◆ Given problem ◆
Retype the records below exactly as they appear.

(Saved entries)
########################################
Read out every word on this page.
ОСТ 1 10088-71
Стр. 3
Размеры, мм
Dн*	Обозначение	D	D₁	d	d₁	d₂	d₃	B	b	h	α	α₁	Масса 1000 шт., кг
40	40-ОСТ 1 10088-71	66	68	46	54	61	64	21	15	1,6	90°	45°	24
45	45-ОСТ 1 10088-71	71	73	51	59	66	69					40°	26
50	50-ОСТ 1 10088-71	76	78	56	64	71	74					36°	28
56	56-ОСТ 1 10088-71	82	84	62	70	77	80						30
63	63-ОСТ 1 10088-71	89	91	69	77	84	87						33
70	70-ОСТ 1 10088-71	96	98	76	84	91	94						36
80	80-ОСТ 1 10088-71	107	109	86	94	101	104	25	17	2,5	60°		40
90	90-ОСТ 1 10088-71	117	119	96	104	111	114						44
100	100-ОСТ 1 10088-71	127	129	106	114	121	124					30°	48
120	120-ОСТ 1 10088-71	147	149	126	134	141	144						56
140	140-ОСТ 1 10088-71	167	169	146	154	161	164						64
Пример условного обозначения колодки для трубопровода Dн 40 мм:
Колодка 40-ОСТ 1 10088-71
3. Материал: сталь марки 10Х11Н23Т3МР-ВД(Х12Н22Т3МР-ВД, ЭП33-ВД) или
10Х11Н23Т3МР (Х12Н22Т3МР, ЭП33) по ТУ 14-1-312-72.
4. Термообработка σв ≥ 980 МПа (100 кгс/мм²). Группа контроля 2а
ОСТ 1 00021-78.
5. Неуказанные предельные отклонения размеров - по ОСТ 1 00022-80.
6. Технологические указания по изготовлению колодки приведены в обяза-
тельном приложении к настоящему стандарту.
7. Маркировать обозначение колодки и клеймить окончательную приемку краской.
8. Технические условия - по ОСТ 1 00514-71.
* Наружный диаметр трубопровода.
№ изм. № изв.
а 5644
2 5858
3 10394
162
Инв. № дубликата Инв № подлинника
########################################
◆ Result of this task ◆
Read out every word on this page.
ОСТ 1 10088-71
Стр. 3
Размеры, мм
Dн*	Обозначение	D	D₁	d	d₁	d₂	d₃	B	b	h	α	α₁	Масса 1000 шт., кг
40	40-ОСТ 1 10088-71	66	68	46	54	61	64	21	15	1,6	90°	45°	24
45	45-ОСТ 1 10088-71	71	73	51	59	66	69					40°	26
50	50-ОСТ 1 10088-71	76	78	56	64	71	74					36°	28
56	56-ОСТ 1 10088-71	82	84	62	70	77	80						30
63	63-ОСТ 1 10088-71	89	91	69	77	84	87						33
70	70-ОСТ 1 10088-71	96	98	76	84	91	94						36
80	80-ОСТ 1 10088-71	107	109	86	94	101	104	25	17	2,5	60°		40
90	90-ОСТ 1 10088-71	117	119	96	104	111	114						44
100	100-ОСТ 1 10088-71	127	129	106	114	121	124					30°	48
120	120-ОСТ 1 10088-71	147	149	126	134	141	144						56
140	140-ОСТ 1 10088-71	167	169	146	154	161	164						64
Пример условного обозначения колодки для трубопровода Dн 40 мм:
Колодка 40-ОСТ 1 10088-71
3. Материал: сталь марки 10Х11Н23Т3МР-ВД(Х12Н22Т3МР-ВД, ЭП33-ВД) или
10Х11Н23Т3МР (Х12Н22Т3МР, ЭП33) по ТУ 14-1-312-72.
4. Термообработка σв ≥ 980 МПа (100 кгс/мм²). Группа контроля 2а
ОСТ 1 00021-78.
5. Неуказанные предельные отклонения размеров - по ОСТ 1 00022-80.
6. Технологические указания по изготовлению колодки приведены в обяза-
тельном приложении к настоящему стандарту.
7. Маркировать обозначение колодки и клеймить окончательную приемку краской.
8. Технические условия - по ОСТ 1 00514-71.
* Наружный диаметр трубопровода.
№ изм. № изв.
а 5644
2 5858
3 10394
162
Инв. № дубликата Инв № подлинника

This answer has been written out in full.